━━━ The data ━━━

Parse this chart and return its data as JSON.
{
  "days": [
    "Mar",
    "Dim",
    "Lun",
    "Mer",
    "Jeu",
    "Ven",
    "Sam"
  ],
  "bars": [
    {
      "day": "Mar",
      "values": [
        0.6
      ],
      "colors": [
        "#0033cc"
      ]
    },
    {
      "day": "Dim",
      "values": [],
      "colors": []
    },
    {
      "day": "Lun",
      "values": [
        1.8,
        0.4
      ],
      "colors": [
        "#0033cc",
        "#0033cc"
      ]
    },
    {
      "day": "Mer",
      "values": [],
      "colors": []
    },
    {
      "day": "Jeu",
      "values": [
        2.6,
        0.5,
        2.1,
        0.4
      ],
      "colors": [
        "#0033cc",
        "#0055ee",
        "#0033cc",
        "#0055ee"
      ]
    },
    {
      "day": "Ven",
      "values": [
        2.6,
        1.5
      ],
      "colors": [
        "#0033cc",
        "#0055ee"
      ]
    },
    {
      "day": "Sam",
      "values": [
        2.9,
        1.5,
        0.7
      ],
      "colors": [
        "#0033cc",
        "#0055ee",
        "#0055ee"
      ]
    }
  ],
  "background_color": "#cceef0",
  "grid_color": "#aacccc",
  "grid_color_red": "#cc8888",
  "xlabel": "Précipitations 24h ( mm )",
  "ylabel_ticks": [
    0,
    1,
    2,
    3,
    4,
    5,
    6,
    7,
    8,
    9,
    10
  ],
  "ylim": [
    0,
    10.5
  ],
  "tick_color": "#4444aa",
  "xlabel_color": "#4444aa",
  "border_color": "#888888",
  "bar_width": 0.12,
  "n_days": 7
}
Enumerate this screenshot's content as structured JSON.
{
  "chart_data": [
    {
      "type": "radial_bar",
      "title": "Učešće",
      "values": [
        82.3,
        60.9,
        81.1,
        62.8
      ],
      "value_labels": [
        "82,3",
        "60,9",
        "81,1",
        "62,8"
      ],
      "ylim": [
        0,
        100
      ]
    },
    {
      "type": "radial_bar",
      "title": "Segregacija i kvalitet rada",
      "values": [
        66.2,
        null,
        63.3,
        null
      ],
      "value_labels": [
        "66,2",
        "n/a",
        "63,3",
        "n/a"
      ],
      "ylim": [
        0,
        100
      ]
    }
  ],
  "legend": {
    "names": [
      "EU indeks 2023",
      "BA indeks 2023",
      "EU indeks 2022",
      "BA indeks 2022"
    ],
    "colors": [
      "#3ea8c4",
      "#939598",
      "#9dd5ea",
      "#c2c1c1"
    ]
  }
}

━━━

▶ _Goal of the exercise_
Identify and extract each line of the listing that contains "title".

▶ _Completed exercise_
      "title": "Učešće",
      "title": "Segregacija i kvalitet rada",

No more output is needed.